CHALLENGE
Where does the string "Nombre" appear? Copy every line of the entries below that holds it.
↓↓↓
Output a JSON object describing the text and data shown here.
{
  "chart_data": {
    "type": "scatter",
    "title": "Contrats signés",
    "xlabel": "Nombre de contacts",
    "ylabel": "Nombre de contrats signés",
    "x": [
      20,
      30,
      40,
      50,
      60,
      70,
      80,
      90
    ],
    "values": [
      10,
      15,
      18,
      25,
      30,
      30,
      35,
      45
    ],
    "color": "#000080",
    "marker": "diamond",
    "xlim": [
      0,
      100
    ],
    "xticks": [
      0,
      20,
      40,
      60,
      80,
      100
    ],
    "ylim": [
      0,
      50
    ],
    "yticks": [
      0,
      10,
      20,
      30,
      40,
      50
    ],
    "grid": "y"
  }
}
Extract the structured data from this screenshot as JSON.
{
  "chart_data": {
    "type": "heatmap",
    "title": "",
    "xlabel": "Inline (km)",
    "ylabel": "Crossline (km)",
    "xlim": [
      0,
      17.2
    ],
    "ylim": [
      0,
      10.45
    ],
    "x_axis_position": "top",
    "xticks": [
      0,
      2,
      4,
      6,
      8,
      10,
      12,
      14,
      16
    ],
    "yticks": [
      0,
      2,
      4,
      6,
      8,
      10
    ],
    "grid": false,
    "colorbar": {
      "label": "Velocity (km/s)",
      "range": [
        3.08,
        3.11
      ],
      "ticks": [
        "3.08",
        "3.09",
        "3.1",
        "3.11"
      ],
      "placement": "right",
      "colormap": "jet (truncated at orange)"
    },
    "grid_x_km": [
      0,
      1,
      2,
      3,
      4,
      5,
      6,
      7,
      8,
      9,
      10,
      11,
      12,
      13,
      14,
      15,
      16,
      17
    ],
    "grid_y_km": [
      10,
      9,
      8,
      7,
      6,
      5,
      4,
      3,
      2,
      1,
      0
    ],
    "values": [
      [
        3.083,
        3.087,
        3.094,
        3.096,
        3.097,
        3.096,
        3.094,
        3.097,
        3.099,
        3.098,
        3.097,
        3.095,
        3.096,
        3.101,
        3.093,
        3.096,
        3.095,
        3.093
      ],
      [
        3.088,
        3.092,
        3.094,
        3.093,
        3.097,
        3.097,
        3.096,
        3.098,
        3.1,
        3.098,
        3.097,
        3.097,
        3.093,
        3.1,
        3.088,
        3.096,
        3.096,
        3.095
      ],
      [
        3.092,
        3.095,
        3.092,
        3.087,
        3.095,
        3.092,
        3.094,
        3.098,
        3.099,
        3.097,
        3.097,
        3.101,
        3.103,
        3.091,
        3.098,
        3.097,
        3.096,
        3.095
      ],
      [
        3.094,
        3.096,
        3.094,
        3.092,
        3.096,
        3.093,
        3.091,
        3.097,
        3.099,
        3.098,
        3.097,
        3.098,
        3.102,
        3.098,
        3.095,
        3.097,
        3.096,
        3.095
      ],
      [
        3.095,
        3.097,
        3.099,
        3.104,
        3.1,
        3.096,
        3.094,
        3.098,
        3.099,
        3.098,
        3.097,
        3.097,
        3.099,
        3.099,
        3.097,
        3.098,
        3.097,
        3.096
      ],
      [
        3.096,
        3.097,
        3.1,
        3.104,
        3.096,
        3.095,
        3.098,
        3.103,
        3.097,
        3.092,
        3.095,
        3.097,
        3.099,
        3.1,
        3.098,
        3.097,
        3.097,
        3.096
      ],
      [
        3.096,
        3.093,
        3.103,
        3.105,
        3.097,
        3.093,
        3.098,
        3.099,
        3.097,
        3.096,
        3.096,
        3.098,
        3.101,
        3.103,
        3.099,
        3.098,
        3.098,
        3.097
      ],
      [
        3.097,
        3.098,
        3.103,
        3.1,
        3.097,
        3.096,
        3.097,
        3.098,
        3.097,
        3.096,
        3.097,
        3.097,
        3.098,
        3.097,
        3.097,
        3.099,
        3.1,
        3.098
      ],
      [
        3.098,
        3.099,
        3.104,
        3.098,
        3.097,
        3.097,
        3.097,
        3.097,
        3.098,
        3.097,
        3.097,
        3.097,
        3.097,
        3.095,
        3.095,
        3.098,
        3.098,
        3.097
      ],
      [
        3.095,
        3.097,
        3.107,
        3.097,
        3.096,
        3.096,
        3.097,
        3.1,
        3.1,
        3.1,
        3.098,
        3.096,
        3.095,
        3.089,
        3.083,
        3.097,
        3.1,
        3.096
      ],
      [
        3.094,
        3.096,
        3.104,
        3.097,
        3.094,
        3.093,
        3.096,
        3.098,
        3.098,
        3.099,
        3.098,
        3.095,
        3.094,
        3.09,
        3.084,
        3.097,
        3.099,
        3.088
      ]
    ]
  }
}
↑↑↑
ANSWER TO THE PROBLEM
    "xlabel": "Nombre de contacts",
    "ylabel": "Nombre de contrats signés",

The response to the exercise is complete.